▸ **What you have to do**: Read the records and gather each line that includes "this".

▸ **Given records**:
————————

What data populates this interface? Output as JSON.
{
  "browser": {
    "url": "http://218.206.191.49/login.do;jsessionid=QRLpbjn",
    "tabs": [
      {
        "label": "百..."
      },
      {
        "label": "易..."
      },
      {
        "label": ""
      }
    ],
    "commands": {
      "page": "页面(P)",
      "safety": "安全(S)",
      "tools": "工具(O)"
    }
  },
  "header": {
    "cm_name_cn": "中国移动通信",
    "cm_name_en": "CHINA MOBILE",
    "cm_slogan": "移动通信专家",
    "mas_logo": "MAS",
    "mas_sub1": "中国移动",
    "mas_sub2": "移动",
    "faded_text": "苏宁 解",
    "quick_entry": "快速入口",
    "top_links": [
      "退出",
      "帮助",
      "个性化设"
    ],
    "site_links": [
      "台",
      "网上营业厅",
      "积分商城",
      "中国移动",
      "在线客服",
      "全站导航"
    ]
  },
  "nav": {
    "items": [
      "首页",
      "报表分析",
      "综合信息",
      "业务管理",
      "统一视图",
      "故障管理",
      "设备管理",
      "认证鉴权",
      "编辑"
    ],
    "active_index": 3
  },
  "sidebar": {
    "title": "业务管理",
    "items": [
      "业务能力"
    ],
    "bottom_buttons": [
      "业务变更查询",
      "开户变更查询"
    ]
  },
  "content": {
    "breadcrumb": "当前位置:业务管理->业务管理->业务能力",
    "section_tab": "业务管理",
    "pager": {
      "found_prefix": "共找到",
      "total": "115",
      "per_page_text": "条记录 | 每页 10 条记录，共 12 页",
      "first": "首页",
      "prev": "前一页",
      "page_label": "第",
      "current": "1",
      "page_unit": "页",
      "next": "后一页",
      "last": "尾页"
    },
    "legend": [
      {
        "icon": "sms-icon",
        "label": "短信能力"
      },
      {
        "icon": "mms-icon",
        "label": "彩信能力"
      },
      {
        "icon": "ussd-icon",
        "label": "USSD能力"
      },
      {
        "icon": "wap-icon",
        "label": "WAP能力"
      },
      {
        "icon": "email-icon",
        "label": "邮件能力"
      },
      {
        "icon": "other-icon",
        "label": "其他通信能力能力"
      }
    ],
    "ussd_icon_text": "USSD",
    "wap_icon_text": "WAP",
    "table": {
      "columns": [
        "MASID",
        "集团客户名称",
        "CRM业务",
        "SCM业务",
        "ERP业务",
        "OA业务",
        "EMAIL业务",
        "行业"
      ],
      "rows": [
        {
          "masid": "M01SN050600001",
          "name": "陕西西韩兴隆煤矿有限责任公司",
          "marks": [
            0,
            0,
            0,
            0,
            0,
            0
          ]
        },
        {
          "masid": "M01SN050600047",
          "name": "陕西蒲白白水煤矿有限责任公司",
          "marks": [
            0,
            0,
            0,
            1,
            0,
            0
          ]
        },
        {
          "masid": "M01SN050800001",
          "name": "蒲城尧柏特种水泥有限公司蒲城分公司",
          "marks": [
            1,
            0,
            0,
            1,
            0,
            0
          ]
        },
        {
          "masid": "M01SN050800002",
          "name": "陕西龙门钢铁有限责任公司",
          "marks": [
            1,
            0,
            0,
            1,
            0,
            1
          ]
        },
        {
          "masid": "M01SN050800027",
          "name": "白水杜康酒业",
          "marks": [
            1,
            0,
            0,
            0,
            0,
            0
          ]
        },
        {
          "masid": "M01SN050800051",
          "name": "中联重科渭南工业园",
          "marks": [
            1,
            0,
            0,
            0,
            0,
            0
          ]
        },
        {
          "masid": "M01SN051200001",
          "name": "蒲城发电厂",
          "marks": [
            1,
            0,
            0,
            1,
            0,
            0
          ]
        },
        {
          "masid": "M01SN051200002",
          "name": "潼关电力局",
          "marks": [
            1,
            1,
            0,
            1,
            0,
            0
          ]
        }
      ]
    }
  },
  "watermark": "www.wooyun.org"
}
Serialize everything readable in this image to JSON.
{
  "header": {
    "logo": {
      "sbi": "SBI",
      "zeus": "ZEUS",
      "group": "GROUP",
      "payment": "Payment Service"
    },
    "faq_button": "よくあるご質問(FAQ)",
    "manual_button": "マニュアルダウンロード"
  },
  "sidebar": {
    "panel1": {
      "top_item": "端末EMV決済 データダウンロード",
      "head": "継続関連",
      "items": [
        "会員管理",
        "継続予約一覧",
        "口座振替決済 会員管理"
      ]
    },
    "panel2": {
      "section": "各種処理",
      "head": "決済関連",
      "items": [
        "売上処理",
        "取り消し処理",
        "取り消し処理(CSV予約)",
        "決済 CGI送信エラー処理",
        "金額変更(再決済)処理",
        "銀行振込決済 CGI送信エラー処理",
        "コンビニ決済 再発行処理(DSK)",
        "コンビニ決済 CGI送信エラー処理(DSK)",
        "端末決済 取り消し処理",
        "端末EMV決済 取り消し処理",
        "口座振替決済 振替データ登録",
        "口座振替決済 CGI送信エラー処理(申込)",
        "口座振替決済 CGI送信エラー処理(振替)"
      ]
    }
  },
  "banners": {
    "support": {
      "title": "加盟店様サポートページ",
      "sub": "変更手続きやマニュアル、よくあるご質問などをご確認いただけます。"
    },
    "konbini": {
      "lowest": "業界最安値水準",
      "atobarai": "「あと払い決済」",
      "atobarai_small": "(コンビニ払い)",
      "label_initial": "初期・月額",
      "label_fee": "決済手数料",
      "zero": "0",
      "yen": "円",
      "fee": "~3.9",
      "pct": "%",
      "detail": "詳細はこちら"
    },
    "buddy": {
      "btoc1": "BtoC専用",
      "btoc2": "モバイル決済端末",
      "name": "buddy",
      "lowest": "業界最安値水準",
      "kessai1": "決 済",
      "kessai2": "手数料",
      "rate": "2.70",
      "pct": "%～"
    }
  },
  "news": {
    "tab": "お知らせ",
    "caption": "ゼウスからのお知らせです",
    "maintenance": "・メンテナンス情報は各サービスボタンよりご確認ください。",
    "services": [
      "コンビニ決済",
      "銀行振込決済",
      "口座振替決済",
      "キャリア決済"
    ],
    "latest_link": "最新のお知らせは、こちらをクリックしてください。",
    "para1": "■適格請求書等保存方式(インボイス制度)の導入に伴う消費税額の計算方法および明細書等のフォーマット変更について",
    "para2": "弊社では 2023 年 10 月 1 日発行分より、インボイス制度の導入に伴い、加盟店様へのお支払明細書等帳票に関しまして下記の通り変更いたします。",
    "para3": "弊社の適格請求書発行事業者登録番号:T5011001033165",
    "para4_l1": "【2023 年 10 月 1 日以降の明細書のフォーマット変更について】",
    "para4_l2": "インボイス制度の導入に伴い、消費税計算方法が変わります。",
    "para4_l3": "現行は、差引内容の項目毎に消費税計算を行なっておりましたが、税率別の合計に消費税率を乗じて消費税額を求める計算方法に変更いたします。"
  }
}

————————

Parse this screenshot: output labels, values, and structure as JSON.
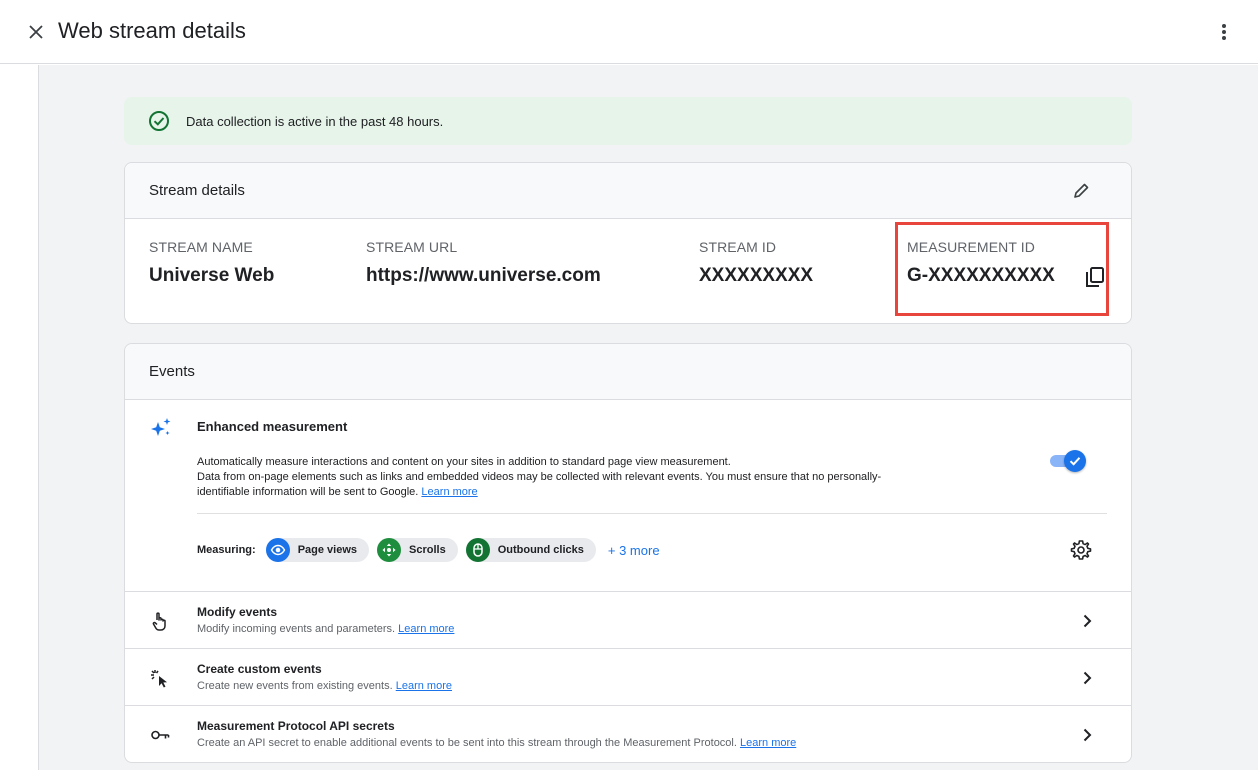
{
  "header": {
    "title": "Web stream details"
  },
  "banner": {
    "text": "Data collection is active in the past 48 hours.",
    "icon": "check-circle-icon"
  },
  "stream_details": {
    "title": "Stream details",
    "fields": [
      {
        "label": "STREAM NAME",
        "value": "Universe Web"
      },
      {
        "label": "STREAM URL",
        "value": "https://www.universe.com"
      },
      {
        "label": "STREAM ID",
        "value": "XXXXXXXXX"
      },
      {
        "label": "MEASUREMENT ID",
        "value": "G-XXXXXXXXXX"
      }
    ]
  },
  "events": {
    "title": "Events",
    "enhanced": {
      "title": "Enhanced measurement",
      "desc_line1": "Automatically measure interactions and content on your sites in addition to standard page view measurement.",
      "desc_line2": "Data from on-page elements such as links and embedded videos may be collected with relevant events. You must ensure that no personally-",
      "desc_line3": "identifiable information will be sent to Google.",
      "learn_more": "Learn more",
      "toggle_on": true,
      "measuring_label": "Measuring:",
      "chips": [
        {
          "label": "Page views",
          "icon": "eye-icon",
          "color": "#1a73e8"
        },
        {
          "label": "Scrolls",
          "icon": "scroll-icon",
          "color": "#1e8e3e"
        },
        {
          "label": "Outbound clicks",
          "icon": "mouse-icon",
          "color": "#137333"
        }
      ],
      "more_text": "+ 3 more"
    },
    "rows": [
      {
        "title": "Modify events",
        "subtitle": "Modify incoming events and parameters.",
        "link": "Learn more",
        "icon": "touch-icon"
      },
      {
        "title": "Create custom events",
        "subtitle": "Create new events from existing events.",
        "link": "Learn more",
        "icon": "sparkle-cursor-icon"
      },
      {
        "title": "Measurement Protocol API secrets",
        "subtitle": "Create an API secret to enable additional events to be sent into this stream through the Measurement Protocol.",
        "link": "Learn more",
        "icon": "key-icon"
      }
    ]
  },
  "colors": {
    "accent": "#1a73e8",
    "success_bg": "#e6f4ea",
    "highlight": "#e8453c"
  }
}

————————

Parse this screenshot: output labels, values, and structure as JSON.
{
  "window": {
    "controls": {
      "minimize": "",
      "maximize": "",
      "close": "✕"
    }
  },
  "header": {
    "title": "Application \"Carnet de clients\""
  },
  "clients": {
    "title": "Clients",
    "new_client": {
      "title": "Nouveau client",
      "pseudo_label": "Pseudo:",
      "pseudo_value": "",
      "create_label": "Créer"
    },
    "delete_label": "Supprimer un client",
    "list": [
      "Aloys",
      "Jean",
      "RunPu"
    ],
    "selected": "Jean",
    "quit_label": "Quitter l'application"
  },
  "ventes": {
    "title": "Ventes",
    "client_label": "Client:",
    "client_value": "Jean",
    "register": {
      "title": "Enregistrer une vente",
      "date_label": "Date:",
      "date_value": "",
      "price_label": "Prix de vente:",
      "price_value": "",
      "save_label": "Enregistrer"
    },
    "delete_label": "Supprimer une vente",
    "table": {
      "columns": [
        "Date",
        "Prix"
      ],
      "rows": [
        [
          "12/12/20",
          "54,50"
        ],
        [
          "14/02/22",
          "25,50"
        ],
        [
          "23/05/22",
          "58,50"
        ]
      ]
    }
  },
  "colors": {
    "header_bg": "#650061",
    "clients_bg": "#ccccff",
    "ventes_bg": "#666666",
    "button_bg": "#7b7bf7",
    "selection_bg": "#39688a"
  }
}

————————

▸ **The answer**:
What data populates this interface? Output as JSON.
Serialize everything readable in this image to JSON.
Parse this screenshot: output labels, values, and structure as JSON.
        "subtitle": "Create an API secret to enable additional events to be sent into this stream through the Measurement Protocol.",
Parse this screenshot: output labels, values, and structure as JSON.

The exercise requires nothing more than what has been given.